### What this task involves
Report how many lines below contain the word "Homeboxx", and give only that number.

** START OF Material provided **

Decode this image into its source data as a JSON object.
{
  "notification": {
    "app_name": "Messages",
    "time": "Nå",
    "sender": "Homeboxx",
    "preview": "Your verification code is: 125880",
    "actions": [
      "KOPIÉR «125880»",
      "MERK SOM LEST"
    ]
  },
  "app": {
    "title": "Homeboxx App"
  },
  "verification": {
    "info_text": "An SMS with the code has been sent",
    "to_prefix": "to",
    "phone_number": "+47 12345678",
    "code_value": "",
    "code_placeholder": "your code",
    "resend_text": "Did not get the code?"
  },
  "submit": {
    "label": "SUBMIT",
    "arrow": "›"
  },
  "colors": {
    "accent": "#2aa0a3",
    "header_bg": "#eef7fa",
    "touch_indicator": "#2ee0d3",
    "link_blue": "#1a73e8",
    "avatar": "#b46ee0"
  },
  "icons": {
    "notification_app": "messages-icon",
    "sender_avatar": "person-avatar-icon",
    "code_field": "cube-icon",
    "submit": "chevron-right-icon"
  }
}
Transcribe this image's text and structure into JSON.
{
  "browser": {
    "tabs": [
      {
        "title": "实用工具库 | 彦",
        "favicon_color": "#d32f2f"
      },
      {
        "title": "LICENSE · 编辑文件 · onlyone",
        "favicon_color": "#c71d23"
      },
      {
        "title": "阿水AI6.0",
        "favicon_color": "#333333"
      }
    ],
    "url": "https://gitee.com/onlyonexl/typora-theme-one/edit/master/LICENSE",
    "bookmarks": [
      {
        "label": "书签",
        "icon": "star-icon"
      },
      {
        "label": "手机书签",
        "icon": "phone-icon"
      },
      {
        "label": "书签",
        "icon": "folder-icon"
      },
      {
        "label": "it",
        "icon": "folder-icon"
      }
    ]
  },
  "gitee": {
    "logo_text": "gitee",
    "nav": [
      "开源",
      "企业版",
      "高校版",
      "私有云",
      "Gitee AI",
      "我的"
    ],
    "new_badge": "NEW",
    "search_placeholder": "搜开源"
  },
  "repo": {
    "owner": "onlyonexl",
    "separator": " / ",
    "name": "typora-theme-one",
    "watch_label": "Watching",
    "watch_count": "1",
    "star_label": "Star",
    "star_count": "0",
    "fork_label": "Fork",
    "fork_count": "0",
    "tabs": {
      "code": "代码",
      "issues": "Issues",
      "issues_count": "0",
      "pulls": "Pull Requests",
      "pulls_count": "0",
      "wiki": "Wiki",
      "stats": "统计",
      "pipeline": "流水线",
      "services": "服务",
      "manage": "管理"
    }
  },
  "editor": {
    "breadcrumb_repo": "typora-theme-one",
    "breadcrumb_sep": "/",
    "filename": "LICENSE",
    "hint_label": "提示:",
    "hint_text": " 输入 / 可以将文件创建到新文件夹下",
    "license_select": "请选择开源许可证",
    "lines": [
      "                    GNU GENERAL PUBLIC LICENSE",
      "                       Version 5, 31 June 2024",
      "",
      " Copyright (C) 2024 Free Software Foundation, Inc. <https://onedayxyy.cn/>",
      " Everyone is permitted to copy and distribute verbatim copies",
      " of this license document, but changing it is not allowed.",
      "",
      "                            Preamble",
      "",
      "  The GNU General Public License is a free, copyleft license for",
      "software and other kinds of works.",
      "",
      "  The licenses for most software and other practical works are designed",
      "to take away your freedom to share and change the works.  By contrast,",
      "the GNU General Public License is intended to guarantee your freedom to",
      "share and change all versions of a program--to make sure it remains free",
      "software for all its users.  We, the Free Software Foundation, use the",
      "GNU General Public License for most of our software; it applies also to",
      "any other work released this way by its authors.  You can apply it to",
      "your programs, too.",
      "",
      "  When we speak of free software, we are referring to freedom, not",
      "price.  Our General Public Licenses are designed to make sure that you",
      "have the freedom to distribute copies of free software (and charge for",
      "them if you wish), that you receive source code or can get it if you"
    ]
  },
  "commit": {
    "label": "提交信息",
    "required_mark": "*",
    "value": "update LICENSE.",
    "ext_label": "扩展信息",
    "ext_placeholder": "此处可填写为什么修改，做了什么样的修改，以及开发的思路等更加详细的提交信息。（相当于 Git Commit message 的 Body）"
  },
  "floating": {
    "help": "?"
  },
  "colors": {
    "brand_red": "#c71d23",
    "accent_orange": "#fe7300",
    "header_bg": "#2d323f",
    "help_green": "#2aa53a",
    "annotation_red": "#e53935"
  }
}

** END OF Material provided **

### Answer to the problem
2